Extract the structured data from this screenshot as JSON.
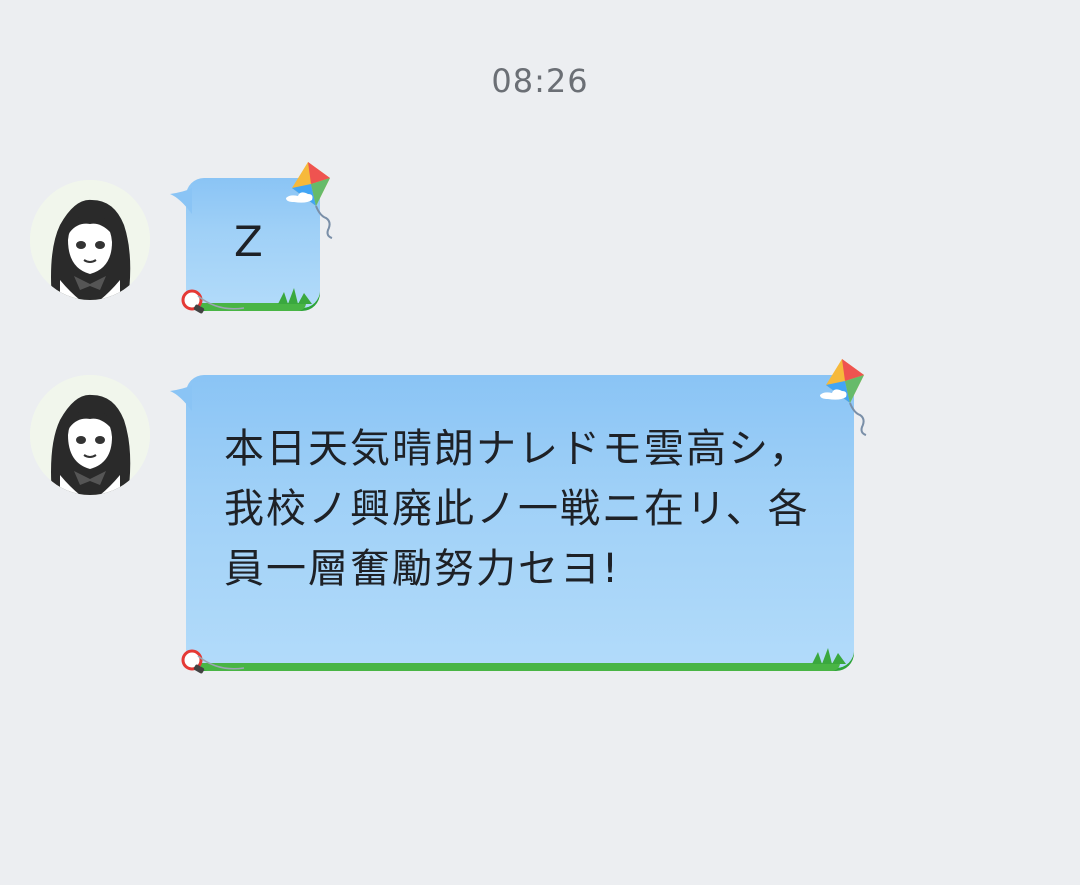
{
  "timestamp": "08:26",
  "messages": [
    {
      "sender_avatar": "avatar-icon",
      "text": "Z"
    },
    {
      "sender_avatar": "avatar-icon",
      "text": "本日天気晴朗ナレドモ雲高シ，我校ノ興廃此ノ一戦ニ在リ、各員一層奮勵努力セヨ!"
    }
  ],
  "colors": {
    "background": "#eceef1",
    "bubble_top": "#8ac4f5",
    "bubble_bottom": "#b2dbfa",
    "grass": "#49b545",
    "timestamp": "#6b6f75"
  }
}
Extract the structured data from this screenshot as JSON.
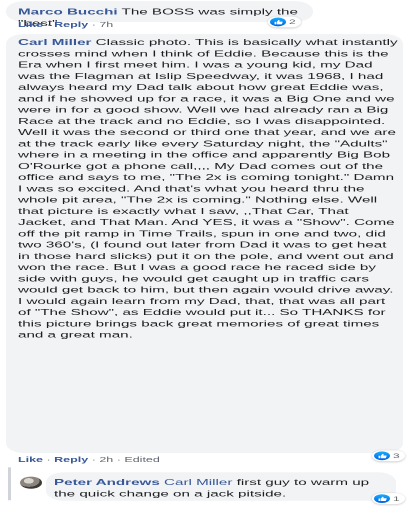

=====

▸ **Short exercise**
Leave out the pictures and output the rest of the material exactly as written.

▸ **The output**
Extract the structured data from this screenshot as JSON.
{
  "timestamp": "08:26",
  "messages": [
    {
      "sender_avatar": "avatar-icon",
      "text": "Z"
    },
    {
      "sender_avatar": "avatar-icon",
      "text": "本日天気晴朗ナレドモ雲高シ，我校ノ興廃此ノ一戦ニ在リ、各員一層奮勵努力セヨ!"
    }
  ],
  "colors": {
    "background": "#eceef1",
    "bubble_top": "#8ac4f5",
    "bubble_bottom": "#b2dbfa",
    "grass": "#49b545",
    "timestamp": "#6b6f75"
  }
}
Extract the structured data from this screenshot as JSON.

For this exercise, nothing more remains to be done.